**What is asked**
Write the material out again in full, exactly.

**Material shown**
== == ==

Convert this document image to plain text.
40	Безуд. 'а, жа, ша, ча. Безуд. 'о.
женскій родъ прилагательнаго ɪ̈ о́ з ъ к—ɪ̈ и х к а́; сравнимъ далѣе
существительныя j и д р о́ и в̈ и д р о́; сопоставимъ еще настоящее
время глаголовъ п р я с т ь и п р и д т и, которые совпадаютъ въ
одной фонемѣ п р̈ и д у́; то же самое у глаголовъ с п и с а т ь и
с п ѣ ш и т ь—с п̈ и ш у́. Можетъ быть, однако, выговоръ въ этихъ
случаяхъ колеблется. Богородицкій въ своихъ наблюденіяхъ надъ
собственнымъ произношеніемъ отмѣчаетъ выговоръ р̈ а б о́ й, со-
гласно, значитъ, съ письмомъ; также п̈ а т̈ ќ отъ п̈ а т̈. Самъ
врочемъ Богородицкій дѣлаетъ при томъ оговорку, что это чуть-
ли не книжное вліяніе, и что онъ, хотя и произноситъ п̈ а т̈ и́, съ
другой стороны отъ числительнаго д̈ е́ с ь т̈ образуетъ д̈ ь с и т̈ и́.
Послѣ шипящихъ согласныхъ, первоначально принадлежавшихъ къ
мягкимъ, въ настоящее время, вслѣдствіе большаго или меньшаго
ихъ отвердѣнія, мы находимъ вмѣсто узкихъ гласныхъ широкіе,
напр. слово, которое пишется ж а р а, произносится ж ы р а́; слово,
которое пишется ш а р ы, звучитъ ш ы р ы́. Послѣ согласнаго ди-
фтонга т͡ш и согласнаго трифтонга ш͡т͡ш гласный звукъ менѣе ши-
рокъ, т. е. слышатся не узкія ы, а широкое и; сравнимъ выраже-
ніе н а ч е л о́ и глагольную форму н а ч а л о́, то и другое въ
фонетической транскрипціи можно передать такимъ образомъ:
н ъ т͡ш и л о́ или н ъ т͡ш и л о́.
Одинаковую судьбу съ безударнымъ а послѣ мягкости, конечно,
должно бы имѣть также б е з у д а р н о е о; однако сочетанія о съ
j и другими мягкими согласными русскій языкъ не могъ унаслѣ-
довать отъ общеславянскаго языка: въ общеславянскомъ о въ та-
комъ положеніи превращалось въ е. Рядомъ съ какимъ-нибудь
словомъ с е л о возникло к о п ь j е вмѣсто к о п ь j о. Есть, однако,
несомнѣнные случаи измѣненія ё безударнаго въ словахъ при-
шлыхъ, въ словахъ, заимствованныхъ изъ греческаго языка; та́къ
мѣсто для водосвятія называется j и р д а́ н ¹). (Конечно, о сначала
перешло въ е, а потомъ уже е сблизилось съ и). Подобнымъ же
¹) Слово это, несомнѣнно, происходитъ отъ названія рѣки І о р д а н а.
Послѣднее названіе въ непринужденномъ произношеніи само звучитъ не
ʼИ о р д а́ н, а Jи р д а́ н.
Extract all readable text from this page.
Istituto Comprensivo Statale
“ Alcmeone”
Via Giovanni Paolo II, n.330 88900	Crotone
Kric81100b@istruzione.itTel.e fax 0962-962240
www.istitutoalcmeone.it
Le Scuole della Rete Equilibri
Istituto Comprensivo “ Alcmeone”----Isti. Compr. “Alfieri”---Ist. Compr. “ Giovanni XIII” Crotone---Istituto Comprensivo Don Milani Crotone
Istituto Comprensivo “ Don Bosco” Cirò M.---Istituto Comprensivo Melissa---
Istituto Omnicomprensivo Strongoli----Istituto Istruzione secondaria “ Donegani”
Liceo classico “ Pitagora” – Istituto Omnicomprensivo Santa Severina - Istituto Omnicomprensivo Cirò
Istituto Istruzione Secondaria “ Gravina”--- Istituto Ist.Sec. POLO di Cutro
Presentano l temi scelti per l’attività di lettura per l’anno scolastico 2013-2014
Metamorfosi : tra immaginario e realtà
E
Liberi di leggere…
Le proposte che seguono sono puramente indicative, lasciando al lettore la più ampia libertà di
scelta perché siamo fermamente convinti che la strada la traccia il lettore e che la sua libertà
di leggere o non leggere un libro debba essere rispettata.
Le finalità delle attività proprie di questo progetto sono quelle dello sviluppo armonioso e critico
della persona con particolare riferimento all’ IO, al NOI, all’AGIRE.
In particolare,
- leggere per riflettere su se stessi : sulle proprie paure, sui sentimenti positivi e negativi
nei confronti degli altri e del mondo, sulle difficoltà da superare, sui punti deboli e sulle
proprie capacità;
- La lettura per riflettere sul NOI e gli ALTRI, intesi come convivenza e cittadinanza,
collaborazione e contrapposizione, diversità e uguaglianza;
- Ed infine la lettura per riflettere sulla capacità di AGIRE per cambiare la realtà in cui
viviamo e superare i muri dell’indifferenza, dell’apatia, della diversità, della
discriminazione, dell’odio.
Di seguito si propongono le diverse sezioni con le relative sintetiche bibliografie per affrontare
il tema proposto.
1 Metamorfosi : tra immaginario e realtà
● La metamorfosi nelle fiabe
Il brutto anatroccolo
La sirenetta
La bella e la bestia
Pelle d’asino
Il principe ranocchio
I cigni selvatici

== == ==

**Answer**
Convert this document image to plain text.
40	Безуд. 'а, жа, ша, ча. Безуд. 'о.
женскій родъ прилагательнаго ɪ̈ о́ з ъ к—ɪ̈ и х к а́; сравнимъ далѣе
существительныя j и д р о́ и в̈ и д р о́; сопоставимъ еще настоящее
время глаголовъ п р я с т ь и п р и д т и, которые совпадаютъ въ
одной фонемѣ п р̈ и д у́; то же самое у глаголовъ с п и с а т ь и
с п ѣ ш и т ь—с п̈ и ш у́. Можетъ быть, однако, выговоръ въ этихъ
случаяхъ колеблется. Богородицкій въ своихъ наблюденіяхъ надъ
собственнымъ произношеніемъ отмѣчаетъ выговоръ р̈ а б о́ й, со-
гласно, значитъ, съ письмомъ; также п̈ а т̈ ќ отъ п̈ а т̈. Самъ
врочемъ Богородицкій дѣлаетъ при томъ оговорку, что это чуть-
ли не книжное вліяніе, и что онъ, хотя и произноситъ п̈ а т̈ и́, съ
другой стороны отъ числительнаго д̈ е́ с ь т̈ образуетъ д̈ ь с и т̈ и́.
Послѣ шипящихъ согласныхъ, первоначально принадлежавшихъ къ
мягкимъ, въ настоящее время, вслѣдствіе большаго или меньшаго
ихъ отвердѣнія, мы находимъ вмѣсто узкихъ гласныхъ широкіе,
напр. слово, которое пишется ж а р а, произносится ж ы р а́; слово,
которое пишется ш а р ы, звучитъ ш ы р ы́. Послѣ согласнаго ди-
фтонга т͡ш и согласнаго трифтонга ш͡т͡ш гласный звукъ менѣе ши-
рокъ, т. е. слышатся не узкія ы, а широкое и; сравнимъ выраже-
ніе н а ч е л о́ и глагольную форму н а ч а л о́, то и другое въ
фонетической транскрипціи можно передать такимъ образомъ:
н ъ т͡ш и л о́ или н ъ т͡ш и л о́.
Одинаковую судьбу съ безударнымъ а послѣ мягкости, конечно,
должно бы имѣть также б е з у д а р н о е о; однако сочетанія о съ
j и другими мягкими согласными русскій языкъ не могъ унаслѣ-
довать отъ общеславянскаго языка: въ общеславянскомъ о въ та-
комъ положеніи превращалось въ е. Рядомъ съ какимъ-нибудь
словомъ с е л о возникло к о п ь j е вмѣсто к о п ь j о. Есть, однако,
несомнѣнные случаи измѣненія ё безударнаго въ словахъ при-
шлыхъ, въ словахъ, заимствованныхъ изъ греческаго языка; та́къ
мѣсто для водосвятія называется j и р д а́ н ¹). (Конечно, о сначала
перешло въ е, а потомъ уже е сблизилось съ и). Подобнымъ же
¹) Слово это, несомнѣнно, происходитъ отъ названія рѣки І о р д а н а.
Послѣднее названіе въ непринужденномъ произношеніи само звучитъ не
ʼИ о р д а́ н, а Jи р д а́ н.
Extract all readable text from this page.
Istituto Comprensivo Statale
“ Alcmeone”
Via Giovanni Paolo II, n.330 88900	Crotone
Kric81100b@istruzione.itTel.e fax 0962-962240
www.istitutoalcmeone.it
Le Scuole della Rete Equilibri
Istituto Comprensivo “ Alcmeone”----Isti. Compr. “Alfieri”---Ist. Compr. “ Giovanni XIII” Crotone---Istituto Comprensivo Don Milani Crotone
Istituto Comprensivo “ Don Bosco” Cirò M.---Istituto Comprensivo Melissa---
Istituto Omnicomprensivo Strongoli----Istituto Istruzione secondaria “ Donegani”
Liceo classico “ Pitagora” – Istituto Omnicomprensivo Santa Severina - Istituto Omnicomprensivo Cirò
Istituto Istruzione Secondaria “ Gravina”--- Istituto Ist.Sec. POLO di Cutro
Presentano l temi scelti per l’attività di lettura per l’anno scolastico 2013-2014
Metamorfosi : tra immaginario e realtà
E
Liberi di leggere…
Le proposte che seguono sono puramente indicative, lasciando al lettore la più ampia libertà di
scelta perché siamo fermamente convinti che la strada la traccia il lettore e che la sua libertà
di leggere o non leggere un libro debba essere rispettata.
Le finalità delle attività proprie di questo progetto sono quelle dello sviluppo armonioso e critico
della persona con particolare riferimento all’ IO, al NOI, all’AGIRE.
In particolare,
- leggere per riflettere su se stessi : sulle proprie paure, sui sentimenti positivi e negativi
nei confronti degli altri e del mondo, sulle difficoltà da superare, sui punti deboli e sulle
proprie capacità;
- La lettura per riflettere sul NOI e gli ALTRI, intesi come convivenza e cittadinanza,
collaborazione e contrapposizione, diversità e uguaglianza;
- Ed infine la lettura per riflettere sulla capacità di AGIRE per cambiare la realtà in cui
viviamo e superare i muri dell’indifferenza, dell’apatia, della diversità, della
discriminazione, dell’odio.
Di seguito si propongono le diverse sezioni con le relative sintetiche bibliografie per affrontare
il tema proposto.
1 Metamorfosi : tra immaginario e realtà
● La metamorfosi nelle fiabe
Il brutto anatroccolo
La sirenetta
La bella e la bestia
Pelle d’asino
Il principe ranocchio
I cigni selvatici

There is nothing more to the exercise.